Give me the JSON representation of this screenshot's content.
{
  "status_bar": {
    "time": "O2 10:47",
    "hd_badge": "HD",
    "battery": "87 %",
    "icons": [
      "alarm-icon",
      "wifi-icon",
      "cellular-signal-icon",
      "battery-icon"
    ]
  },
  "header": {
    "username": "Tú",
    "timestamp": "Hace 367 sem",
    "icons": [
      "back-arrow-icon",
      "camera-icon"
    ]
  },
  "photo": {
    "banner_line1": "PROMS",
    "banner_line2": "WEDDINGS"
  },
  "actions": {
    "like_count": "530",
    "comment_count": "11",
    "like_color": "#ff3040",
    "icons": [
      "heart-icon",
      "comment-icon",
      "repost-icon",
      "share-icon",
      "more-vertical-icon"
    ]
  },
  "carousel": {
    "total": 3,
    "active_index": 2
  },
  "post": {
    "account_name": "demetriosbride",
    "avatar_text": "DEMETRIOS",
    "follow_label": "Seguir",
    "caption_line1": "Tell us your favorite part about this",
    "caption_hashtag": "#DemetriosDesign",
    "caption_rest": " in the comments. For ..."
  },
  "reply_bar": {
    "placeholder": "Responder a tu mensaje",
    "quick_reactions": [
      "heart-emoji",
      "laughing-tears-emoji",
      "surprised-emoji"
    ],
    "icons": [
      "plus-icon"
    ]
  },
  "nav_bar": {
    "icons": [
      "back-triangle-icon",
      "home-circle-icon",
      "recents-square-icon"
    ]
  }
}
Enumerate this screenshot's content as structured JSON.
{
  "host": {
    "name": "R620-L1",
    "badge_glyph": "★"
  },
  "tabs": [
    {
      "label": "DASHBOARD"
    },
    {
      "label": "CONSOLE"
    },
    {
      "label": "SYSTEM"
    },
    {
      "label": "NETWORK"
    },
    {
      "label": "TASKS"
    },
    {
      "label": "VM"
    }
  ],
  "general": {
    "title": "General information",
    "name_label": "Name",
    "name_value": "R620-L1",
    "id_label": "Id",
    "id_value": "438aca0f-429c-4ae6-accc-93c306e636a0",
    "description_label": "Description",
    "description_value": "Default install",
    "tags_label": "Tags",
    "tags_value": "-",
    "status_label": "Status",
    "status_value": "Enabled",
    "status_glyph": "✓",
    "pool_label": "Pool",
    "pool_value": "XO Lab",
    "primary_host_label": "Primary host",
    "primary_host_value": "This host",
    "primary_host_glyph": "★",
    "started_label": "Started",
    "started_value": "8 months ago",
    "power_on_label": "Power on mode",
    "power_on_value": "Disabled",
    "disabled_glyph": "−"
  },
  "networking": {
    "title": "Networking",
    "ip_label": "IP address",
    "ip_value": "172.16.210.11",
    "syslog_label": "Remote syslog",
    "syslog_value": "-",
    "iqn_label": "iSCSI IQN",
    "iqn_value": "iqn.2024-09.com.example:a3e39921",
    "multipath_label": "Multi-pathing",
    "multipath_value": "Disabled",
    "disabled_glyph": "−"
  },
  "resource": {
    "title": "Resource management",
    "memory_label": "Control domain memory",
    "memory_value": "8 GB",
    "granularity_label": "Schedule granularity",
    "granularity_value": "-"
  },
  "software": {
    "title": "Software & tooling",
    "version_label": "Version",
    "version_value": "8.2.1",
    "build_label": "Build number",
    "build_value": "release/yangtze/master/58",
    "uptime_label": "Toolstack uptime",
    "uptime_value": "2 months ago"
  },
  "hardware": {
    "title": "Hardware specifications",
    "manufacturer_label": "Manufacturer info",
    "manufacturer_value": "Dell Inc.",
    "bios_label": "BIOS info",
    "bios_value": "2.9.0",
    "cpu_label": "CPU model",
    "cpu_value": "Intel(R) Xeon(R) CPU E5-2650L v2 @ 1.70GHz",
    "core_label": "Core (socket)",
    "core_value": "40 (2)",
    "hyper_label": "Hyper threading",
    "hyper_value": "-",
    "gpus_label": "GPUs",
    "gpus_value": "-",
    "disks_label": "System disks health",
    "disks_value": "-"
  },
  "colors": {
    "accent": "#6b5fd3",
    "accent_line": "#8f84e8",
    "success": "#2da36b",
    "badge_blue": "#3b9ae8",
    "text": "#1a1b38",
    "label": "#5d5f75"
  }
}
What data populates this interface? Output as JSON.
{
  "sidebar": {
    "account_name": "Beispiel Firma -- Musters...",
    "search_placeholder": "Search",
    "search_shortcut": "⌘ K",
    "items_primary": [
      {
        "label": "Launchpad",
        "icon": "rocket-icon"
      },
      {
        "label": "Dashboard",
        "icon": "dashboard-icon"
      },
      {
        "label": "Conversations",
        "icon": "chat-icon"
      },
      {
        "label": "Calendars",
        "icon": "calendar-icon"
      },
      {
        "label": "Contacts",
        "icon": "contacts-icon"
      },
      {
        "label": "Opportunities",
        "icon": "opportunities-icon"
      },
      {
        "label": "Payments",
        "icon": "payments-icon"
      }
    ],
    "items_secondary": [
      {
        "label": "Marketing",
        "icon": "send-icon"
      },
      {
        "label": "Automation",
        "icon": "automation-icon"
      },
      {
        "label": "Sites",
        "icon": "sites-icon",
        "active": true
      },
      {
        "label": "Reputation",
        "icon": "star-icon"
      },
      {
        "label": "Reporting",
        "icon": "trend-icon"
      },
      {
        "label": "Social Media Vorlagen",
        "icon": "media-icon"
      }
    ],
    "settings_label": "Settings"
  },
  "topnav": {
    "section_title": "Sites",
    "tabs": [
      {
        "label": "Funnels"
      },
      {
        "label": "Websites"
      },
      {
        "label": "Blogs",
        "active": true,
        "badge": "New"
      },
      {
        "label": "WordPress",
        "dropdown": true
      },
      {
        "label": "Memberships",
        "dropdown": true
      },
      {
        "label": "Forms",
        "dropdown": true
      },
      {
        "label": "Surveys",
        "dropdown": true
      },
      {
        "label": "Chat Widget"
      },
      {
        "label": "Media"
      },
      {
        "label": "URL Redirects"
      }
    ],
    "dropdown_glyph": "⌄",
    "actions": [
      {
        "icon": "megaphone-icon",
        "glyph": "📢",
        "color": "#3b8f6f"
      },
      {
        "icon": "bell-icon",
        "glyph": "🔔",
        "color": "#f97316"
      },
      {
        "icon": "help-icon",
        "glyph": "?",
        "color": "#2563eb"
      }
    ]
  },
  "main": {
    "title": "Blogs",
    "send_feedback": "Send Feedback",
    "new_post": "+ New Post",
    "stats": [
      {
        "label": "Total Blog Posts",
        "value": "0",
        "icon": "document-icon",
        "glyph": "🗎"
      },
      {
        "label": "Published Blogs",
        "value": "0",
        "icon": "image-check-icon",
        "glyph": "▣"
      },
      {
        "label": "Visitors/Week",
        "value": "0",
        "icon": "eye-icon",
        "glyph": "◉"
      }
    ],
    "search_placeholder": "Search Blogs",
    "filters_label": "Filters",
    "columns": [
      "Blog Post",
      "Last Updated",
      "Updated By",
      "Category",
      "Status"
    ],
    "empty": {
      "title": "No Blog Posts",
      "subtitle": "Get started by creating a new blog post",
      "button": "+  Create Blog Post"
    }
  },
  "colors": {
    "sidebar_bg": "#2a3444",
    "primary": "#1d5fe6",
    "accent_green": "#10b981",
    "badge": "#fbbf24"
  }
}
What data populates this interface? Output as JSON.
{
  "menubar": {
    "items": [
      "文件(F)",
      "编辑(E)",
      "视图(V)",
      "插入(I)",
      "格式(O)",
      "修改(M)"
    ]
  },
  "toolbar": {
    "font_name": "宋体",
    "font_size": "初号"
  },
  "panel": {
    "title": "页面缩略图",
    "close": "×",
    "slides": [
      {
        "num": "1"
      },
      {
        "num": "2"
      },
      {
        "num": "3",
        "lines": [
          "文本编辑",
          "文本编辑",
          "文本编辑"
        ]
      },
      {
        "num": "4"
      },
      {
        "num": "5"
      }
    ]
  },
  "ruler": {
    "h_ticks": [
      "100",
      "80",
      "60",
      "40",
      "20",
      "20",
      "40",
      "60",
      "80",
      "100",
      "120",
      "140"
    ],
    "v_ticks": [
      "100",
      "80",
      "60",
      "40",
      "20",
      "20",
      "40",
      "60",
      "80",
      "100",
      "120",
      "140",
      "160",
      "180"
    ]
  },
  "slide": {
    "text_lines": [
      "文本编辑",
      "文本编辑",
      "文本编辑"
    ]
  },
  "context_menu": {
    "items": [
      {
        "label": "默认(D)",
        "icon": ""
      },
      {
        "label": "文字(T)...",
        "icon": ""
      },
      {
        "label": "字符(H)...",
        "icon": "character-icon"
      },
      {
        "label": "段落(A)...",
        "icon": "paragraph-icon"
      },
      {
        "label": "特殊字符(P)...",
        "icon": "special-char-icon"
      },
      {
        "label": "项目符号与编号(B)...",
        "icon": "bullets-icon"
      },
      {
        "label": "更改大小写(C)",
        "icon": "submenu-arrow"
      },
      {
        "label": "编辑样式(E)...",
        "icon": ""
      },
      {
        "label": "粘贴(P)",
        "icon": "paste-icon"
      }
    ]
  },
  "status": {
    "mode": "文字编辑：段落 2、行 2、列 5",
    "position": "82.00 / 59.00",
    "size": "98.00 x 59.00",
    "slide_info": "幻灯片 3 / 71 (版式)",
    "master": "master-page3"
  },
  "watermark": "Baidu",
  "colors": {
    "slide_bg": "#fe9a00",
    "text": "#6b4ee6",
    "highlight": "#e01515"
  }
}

------------------------

- WHAT NEEDS TO BE DONE: List all lines where "emoji" occurs.

- COMPLETED TASK:
      "heart-emoji",
      "laughing-tears-emoji",
      "surprised-emoji"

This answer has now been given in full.